[Entries taken from a collection]
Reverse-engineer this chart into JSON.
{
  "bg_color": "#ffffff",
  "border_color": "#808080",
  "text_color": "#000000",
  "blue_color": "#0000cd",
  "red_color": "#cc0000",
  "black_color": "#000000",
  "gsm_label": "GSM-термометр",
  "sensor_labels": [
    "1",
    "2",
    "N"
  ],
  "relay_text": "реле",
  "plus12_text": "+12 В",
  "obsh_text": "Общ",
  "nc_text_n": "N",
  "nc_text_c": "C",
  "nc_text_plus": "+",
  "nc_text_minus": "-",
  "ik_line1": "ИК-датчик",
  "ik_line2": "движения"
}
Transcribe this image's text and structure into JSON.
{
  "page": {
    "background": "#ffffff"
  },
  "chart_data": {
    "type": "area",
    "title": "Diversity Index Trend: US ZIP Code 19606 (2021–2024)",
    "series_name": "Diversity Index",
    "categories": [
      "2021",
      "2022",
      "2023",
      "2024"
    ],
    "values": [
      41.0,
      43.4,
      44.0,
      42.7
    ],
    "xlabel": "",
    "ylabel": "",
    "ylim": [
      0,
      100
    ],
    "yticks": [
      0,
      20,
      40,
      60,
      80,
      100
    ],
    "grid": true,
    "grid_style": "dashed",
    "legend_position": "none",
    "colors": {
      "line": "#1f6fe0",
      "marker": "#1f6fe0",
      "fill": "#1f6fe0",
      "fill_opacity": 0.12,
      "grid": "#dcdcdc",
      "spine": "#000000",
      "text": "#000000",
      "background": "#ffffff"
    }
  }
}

Exercise objective:
Would you reproduce the material above in full, exactly as given?

In response:
Reverse-engineer this chart into JSON.
{
  "bg_color": "#ffffff",
  "border_color": "#808080",
  "text_color": "#000000",
  "blue_color": "#0000cd",
  "red_color": "#cc0000",
  "black_color": "#000000",
  "gsm_label": "GSM-термометр",
  "sensor_labels": [
    "1",
    "2",
    "N"
  ],
  "relay_text": "реле",
  "plus12_text": "+12 В",
  "obsh_text": "Общ",
  "nc_text_n": "N",
  "nc_text_c": "C",
  "nc_text_plus": "+",
  "nc_text_minus": "-",
  "ik_line1": "ИК-датчик",
  "ik_line2": "движения"
}
Transcribe this image's text and structure into JSON.
{
  "page": {
    "background": "#ffffff"
  },
  "chart_data": {
    "type": "area",
    "title": "Diversity Index Trend: US ZIP Code 19606 (2021–2024)",
    "series_name": "Diversity Index",
    "categories": [
      "2021",
      "2022",
      "2023",
      "2024"
    ],
    "values": [
      41.0,
      43.4,
      44.0,
      42.7
    ],
    "xlabel": "",
    "ylabel": "",
    "ylim": [
      0,
      100
    ],
    "yticks": [
      0,
      20,
      40,
      60,
      80,
      100
    ],
    "grid": true,
    "grid_style": "dashed",
    "legend_position": "none",
    "colors": {
      "line": "#1f6fe0",
      "marker": "#1f6fe0",
      "fill": "#1f6fe0",
      "fill_opacity": 0.12,
      "grid": "#dcdcdc",
      "spine": "#000000",
      "text": "#000000",
      "background": "#ffffff"
    }
  }
}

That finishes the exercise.